▶ Task goal
Below is a set of records. Repeat all of them exactly.

▶ Material for this task
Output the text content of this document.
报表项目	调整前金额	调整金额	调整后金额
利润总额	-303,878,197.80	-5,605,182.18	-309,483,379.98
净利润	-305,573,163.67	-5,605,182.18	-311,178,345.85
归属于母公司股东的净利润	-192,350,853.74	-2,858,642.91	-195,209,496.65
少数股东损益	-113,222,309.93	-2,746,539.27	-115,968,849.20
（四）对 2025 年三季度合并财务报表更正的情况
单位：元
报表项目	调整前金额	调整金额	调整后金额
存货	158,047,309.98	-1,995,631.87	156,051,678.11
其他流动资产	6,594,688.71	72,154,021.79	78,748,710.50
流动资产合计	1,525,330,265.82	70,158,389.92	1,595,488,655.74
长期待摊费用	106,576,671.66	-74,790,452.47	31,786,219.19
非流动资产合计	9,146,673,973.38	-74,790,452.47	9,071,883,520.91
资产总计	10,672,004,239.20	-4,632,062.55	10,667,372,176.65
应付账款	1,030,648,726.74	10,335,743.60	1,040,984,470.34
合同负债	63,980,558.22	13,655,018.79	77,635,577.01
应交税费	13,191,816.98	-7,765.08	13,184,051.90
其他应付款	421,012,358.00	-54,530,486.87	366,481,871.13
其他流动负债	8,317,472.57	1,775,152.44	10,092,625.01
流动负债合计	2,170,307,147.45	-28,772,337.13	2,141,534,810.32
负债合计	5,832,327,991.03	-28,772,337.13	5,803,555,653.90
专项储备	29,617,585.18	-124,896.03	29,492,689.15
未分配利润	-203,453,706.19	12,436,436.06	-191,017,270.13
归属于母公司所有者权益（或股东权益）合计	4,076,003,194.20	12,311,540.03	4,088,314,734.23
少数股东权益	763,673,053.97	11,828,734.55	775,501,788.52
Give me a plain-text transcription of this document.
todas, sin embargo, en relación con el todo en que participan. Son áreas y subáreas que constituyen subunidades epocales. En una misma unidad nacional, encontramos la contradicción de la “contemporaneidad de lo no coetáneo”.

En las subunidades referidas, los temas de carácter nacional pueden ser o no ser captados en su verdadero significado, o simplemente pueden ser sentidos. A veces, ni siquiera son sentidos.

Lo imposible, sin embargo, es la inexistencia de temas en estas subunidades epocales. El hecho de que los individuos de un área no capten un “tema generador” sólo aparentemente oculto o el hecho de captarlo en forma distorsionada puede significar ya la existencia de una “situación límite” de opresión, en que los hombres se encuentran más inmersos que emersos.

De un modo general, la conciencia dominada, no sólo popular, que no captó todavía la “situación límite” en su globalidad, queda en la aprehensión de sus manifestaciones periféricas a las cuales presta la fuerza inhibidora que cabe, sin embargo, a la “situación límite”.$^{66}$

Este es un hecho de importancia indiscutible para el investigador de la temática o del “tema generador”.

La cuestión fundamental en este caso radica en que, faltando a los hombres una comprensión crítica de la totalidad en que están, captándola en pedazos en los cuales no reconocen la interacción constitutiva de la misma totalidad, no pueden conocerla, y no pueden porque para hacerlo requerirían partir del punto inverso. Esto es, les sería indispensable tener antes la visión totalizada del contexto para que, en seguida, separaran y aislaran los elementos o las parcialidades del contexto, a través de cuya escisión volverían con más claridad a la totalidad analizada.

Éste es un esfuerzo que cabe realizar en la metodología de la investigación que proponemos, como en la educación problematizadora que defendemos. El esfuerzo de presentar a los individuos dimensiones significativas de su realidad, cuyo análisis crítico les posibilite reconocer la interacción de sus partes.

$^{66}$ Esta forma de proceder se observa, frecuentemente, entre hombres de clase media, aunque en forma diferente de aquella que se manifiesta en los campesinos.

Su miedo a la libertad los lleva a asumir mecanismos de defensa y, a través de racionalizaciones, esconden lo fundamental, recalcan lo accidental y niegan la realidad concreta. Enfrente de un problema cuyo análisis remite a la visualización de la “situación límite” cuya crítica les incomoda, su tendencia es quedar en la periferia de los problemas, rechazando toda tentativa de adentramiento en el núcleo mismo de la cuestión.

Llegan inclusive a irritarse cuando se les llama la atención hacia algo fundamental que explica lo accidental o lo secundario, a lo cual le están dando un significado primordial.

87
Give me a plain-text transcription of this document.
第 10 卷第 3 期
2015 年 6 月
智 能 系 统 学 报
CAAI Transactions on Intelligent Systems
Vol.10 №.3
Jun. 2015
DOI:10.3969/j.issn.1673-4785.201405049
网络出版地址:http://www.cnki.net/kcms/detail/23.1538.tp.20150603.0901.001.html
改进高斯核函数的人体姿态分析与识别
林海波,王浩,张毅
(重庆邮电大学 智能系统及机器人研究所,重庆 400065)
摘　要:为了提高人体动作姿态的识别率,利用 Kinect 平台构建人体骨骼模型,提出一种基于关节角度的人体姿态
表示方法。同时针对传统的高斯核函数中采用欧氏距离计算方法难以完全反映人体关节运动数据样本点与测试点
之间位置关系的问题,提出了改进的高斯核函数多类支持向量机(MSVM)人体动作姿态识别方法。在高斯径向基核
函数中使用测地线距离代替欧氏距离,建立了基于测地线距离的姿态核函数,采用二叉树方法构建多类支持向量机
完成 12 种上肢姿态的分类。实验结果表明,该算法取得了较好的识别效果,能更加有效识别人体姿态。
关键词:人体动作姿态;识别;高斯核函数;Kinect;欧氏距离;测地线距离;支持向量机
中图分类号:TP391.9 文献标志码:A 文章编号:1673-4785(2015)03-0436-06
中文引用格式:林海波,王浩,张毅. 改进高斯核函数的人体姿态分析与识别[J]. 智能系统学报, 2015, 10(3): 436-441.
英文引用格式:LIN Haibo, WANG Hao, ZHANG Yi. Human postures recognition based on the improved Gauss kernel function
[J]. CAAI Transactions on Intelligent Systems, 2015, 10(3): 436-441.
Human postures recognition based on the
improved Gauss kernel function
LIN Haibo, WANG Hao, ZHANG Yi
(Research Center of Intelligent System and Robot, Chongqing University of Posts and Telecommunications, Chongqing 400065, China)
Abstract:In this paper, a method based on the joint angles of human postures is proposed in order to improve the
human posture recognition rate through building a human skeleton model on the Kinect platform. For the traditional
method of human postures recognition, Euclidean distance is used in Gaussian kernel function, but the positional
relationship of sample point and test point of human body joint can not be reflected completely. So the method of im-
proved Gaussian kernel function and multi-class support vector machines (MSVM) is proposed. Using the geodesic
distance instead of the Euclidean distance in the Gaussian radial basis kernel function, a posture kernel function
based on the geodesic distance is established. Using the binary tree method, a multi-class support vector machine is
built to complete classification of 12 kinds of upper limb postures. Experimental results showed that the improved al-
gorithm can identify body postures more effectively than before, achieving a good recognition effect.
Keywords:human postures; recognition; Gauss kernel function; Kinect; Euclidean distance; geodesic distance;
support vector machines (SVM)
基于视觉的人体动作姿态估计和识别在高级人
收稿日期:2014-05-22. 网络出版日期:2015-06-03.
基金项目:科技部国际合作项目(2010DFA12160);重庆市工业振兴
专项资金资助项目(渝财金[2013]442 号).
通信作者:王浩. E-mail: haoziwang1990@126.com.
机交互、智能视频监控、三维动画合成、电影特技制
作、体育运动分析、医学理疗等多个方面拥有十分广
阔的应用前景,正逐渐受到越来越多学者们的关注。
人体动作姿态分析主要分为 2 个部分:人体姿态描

▶ Answer to the exercise
Output the text content of this document.
报表项目	调整前金额	调整金额	调整后金额
利润总额	-303,878,197.80	-5,605,182.18	-309,483,379.98
净利润	-305,573,163.67	-5,605,182.18	-311,178,345.85
归属于母公司股东的净利润	-192,350,853.74	-2,858,642.91	-195,209,496.65
少数股东损益	-113,222,309.93	-2,746,539.27	-115,968,849.20
（四）对 2025 年三季度合并财务报表更正的情况
单位：元
报表项目	调整前金额	调整金额	调整后金额
存货	158,047,309.98	-1,995,631.87	156,051,678.11
其他流动资产	6,594,688.71	72,154,021.79	78,748,710.50
流动资产合计	1,525,330,265.82	70,158,389.92	1,595,488,655.74
长期待摊费用	106,576,671.66	-74,790,452.47	31,786,219.19
非流动资产合计	9,146,673,973.38	-74,790,452.47	9,071,883,520.91
资产总计	10,672,004,239.20	-4,632,062.55	10,667,372,176.65
应付账款	1,030,648,726.74	10,335,743.60	1,040,984,470.34
合同负债	63,980,558.22	13,655,018.79	77,635,577.01
应交税费	13,191,816.98	-7,765.08	13,184,051.90
其他应付款	421,012,358.00	-54,530,486.87	366,481,871.13
其他流动负债	8,317,472.57	1,775,152.44	10,092,625.01
流动负债合计	2,170,307,147.45	-28,772,337.13	2,141,534,810.32
负债合计	5,832,327,991.03	-28,772,337.13	5,803,555,653.90
专项储备	29,617,585.18	-124,896.03	29,492,689.15
未分配利润	-203,453,706.19	12,436,436.06	-191,017,270.13
归属于母公司所有者权益（或股东权益）合计	4,076,003,194.20	12,311,540.03	4,088,314,734.23
少数股东权益	763,673,053.97	11,828,734.55	775,501,788.52
Give me a plain-text transcription of this document.
todas, sin embargo, en relación con el todo en que participan. Son áreas y subáreas que constituyen subunidades epocales. En una misma unidad nacional, encontramos la contradicción de la “contemporaneidad de lo no coetáneo”.

En las subunidades referidas, los temas de carácter nacional pueden ser o no ser captados en su verdadero significado, o simplemente pueden ser sentidos. A veces, ni siquiera son sentidos.

Lo imposible, sin embargo, es la inexistencia de temas en estas subunidades epocales. El hecho de que los individuos de un área no capten un “tema generador” sólo aparentemente oculto o el hecho de captarlo en forma distorsionada puede significar ya la existencia de una “situación límite” de opresión, en que los hombres se encuentran más inmersos que emersos.

De un modo general, la conciencia dominada, no sólo popular, que no captó todavía la “situación límite” en su globalidad, queda en la aprehensión de sus manifestaciones periféricas a las cuales presta la fuerza inhibidora que cabe, sin embargo, a la “situación límite”.$^{66}$

Este es un hecho de importancia indiscutible para el investigador de la temática o del “tema generador”.

La cuestión fundamental en este caso radica en que, faltando a los hombres una comprensión crítica de la totalidad en que están, captándola en pedazos en los cuales no reconocen la interacción constitutiva de la misma totalidad, no pueden conocerla, y no pueden porque para hacerlo requerirían partir del punto inverso. Esto es, les sería indispensable tener antes la visión totalizada del contexto para que, en seguida, separaran y aislaran los elementos o las parcialidades del contexto, a través de cuya escisión volverían con más claridad a la totalidad analizada.

Éste es un esfuerzo que cabe realizar en la metodología de la investigación que proponemos, como en la educación problematizadora que defendemos. El esfuerzo de presentar a los individuos dimensiones significativas de su realidad, cuyo análisis crítico les posibilite reconocer la interacción de sus partes.

$^{66}$ Esta forma de proceder se observa, frecuentemente, entre hombres de clase media, aunque en forma diferente de aquella que se manifiesta en los campesinos.

Su miedo a la libertad los lleva a asumir mecanismos de defensa y, a través de racionalizaciones, esconden lo fundamental, recalcan lo accidental y niegan la realidad concreta. Enfrente de un problema cuyo análisis remite a la visualización de la “situación límite” cuya crítica les incomoda, su tendencia es quedar en la periferia de los problemas, rechazando toda tentativa de adentramiento en el núcleo mismo de la cuestión.

Llegan inclusive a irritarse cuando se les llama la atención hacia algo fundamental que explica lo accidental o lo secundario, a lo cual le están dando un significado primordial.

87
Give me a plain-text transcription of this document.
第 10 卷第 3 期
2015 年 6 月
智 能 系 统 学 报
CAAI Transactions on Intelligent Systems
Vol.10 №.3
Jun. 2015
DOI:10.3969/j.issn.1673-4785.201405049
网络出版地址:http://www.cnki.net/kcms/detail/23.1538.tp.20150603.0901.001.html
改进高斯核函数的人体姿态分析与识别
林海波,王浩,张毅
(重庆邮电大学 智能系统及机器人研究所,重庆 400065)
摘　要:为了提高人体动作姿态的识别率,利用 Kinect 平台构建人体骨骼模型,提出一种基于关节角度的人体姿态
表示方法。同时针对传统的高斯核函数中采用欧氏距离计算方法难以完全反映人体关节运动数据样本点与测试点
之间位置关系的问题,提出了改进的高斯核函数多类支持向量机(MSVM)人体动作姿态识别方法。在高斯径向基核
函数中使用测地线距离代替欧氏距离,建立了基于测地线距离的姿态核函数,采用二叉树方法构建多类支持向量机
完成 12 种上肢姿态的分类。实验结果表明,该算法取得了较好的识别效果,能更加有效识别人体姿态。
关键词:人体动作姿态;识别;高斯核函数;Kinect;欧氏距离;测地线距离;支持向量机
中图分类号:TP391.9 文献标志码:A 文章编号:1673-4785(2015)03-0436-06
中文引用格式:林海波,王浩,张毅. 改进高斯核函数的人体姿态分析与识别[J]. 智能系统学报, 2015, 10(3): 436-441.
英文引用格式:LIN Haibo, WANG Hao, ZHANG Yi. Human postures recognition based on the improved Gauss kernel function
[J]. CAAI Transactions on Intelligent Systems, 2015, 10(3): 436-441.
Human postures recognition based on the
improved Gauss kernel function
LIN Haibo, WANG Hao, ZHANG Yi
(Research Center of Intelligent System and Robot, Chongqing University of Posts and Telecommunications, Chongqing 400065, China)
Abstract:In this paper, a method based on the joint angles of human postures is proposed in order to improve the
human posture recognition rate through building a human skeleton model on the Kinect platform. For the traditional
method of human postures recognition, Euclidean distance is used in Gaussian kernel function, but the positional
relationship of sample point and test point of human body joint can not be reflected completely. So the method of im-
proved Gaussian kernel function and multi-class support vector machines (MSVM) is proposed. Using the geodesic
distance instead of the Euclidean distance in the Gaussian radial basis kernel function, a posture kernel function
based on the geodesic distance is established. Using the binary tree method, a multi-class support vector machine is
built to complete classification of 12 kinds of upper limb postures. Experimental results showed that the improved al-
gorithm can identify body postures more effectively than before, achieving a good recognition effect.
Keywords:human postures; recognition; Gauss kernel function; Kinect; Euclidean distance; geodesic distance;
support vector machines (SVM)
基于视觉的人体动作姿态估计和识别在高级人
收稿日期:2014-05-22. 网络出版日期:2015-06-03.
基金项目:科技部国际合作项目(2010DFA12160);重庆市工业振兴
专项资金资助项目(渝财金[2013]442 号).
通信作者:王浩. E-mail: haoziwang1990@126.com.
机交互、智能视频监控、三维动画合成、电影特技制
作、体育运动分析、医学理疗等多个方面拥有十分广
阔的应用前景,正逐渐受到越来越多学者们的关注。
人体动作姿态分析主要分为 2 个部分:人体姿态描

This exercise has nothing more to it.